- ARTICLE:
◆ ◆ ◆ ◆

Oversampling is another technique that can be utilized to deal with imbalanced datasets. The simplest oversampling technique involves duplicating the minority class randomly until it is equal in size to the majority class, thus achieving a balanced dataset. In our case, 791 training examples from the minority class are duplicated randomly to create 2742 examples, which are then added to the training dataset. This technique increases the number of training examples from 3533 to 5484. However, random oversampling can lead to overfitting, and the duplicated examples may not provide meaningful information to the dataset [
66].
A more sophisticated approach called the
Synthetic Minority Oversampling Technique (SMOTE) can be used, which synthesizes new data points based on existing examples [
66]. SMOTE is a method that synthesizes new examples for the minority class. The technique, originally described in [
67], is based on selecting examples that are nearest in the feature space. It creates a synthetic example by randomly selecting a neighbor from the K-nearest neighbors of a minority class example [
68]. A line is then drawn in the feature space to connect the minority example and the selected neighbor. The synthetic examples are generated as a convex combination of the minority example and its nearest neighbors. SMOTE can produce as many synthetic examples as needed to achieve a balanced dataset. In this study, SMOTE will be used to oversample the minority class and balance the class distribution. The advantage of SMOTE over random oversampling is that the synthetic examples it generates are more reasonable and closer to the minority examples in the feature space. However, SMOTE has some drawbacks, such as not considering the majority class, which can lead to the creation of ambiguous examples that may not accurately represent the dataset. The visuals of undersampling, oversampling, and SMOTE techniques are shown in
Figure 6.
Ensemble learning is a powerful technique that can be used to deal with imbalanced data. Ensemble learning combines the results of multiple learning techniques to improve overall performance. In the context of dealing with imbalanced data,
ensemble learning with undersampling can be employed. This involves dividing the majority class into segments and combining each segment with the minority class to train the dataset. An example of this approach is illustrated in
Figure 7, where 3000 majority-class examples are divided into three segments, each containing 1000 randomly selected examples. These three sets of data, along with the entire minority class, are then used to train three classifiers. During testing, each classifier predicts the class for a given example, and the class with the majority vote is chosen as the ensemble prediction. In this study, three different approaches to ensemble learning are explored and their results are presented. By leveraging the collective knowledge of multiple classifiers, ensemble learning aims to enhance classification performance and address the challenges posed by imbalanced datasets [
69].

◆ ◆ ◆ ◆

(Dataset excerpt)
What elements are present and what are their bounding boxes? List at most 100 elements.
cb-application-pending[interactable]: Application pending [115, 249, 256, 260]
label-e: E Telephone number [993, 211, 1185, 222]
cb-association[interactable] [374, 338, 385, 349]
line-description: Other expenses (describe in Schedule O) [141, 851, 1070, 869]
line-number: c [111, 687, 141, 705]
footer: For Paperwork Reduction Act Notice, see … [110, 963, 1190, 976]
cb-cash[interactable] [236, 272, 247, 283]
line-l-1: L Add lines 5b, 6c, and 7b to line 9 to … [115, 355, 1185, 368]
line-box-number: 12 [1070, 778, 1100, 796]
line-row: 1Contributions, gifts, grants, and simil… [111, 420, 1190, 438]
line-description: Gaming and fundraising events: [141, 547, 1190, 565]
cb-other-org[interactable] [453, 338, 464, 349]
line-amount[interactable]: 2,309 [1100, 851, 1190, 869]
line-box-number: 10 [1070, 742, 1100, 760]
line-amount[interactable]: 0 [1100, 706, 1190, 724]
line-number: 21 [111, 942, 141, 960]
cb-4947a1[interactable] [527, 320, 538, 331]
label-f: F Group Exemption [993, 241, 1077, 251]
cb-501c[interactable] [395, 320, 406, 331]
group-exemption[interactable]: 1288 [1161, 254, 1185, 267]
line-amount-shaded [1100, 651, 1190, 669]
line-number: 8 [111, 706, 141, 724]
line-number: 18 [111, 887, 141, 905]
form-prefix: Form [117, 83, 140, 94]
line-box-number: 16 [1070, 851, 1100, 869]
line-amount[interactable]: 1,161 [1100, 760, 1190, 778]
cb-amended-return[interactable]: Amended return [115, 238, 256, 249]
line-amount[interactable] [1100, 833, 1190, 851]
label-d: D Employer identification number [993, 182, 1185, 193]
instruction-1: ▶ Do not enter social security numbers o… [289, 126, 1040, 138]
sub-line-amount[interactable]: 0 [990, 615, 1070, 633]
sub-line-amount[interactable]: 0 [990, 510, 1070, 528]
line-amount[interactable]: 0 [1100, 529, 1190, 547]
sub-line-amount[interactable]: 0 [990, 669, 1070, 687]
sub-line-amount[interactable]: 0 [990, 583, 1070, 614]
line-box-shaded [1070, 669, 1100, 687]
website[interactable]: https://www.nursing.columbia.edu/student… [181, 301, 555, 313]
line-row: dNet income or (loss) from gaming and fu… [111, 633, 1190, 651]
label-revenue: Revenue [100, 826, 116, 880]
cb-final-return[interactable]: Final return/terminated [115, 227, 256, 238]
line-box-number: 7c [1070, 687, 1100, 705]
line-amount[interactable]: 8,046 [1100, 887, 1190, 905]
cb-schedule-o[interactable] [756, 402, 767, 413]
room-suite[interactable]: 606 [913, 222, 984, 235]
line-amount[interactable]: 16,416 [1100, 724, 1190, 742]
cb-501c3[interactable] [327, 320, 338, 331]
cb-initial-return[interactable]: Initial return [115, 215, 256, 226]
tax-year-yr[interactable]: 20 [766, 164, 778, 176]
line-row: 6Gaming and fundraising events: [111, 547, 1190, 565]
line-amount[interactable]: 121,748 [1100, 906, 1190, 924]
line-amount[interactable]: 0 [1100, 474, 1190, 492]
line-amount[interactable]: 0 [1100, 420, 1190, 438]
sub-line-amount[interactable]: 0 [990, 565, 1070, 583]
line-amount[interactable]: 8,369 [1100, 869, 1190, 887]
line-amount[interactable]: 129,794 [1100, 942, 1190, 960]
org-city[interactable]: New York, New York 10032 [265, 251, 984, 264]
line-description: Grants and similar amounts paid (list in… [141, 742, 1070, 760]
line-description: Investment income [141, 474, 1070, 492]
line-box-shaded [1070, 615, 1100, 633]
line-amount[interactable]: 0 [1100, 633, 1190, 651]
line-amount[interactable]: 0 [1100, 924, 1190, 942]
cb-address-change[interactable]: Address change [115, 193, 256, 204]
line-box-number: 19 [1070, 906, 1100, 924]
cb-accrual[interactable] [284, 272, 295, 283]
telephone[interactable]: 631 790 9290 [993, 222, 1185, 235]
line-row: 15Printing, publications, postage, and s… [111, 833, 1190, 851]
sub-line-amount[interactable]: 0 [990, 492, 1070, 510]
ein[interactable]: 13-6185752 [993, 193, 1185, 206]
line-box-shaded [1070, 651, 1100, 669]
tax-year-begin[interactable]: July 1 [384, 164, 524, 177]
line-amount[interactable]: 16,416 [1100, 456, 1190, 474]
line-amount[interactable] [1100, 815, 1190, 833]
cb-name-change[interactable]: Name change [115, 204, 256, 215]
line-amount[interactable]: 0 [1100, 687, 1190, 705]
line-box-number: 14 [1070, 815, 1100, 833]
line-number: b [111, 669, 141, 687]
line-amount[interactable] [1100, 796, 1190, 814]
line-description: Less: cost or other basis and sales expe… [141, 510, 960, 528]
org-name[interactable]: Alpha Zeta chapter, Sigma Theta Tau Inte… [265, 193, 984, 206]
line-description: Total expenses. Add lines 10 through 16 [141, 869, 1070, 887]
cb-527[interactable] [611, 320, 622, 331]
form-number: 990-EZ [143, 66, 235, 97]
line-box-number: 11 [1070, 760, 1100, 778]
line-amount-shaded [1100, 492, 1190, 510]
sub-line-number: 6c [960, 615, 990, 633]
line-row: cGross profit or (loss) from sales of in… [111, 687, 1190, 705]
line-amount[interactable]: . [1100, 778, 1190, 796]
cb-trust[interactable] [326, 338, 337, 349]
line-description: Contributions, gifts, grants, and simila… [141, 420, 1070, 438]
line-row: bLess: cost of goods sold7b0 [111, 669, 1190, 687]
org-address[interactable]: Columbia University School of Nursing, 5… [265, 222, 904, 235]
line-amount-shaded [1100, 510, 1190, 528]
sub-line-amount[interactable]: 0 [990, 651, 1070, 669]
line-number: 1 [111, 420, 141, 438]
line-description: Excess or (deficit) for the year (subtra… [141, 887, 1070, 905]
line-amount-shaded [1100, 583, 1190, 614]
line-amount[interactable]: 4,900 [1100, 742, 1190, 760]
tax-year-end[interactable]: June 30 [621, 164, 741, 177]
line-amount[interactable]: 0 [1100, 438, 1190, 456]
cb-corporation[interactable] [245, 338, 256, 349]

◆ ◆ ◆ ◆

- GOAL OF THE EXERCISE:
Translate this sentence from the text on imbalanced datasets into Spanish: "Ensemble learning combines the results of multiple learning techniques to improve overall performance."

- REPLY TO THE TASK:
El aprendizaje por conjuntos combina los resultados de múltiples técnicas de aprendizaje para mejorar el rendimiento general.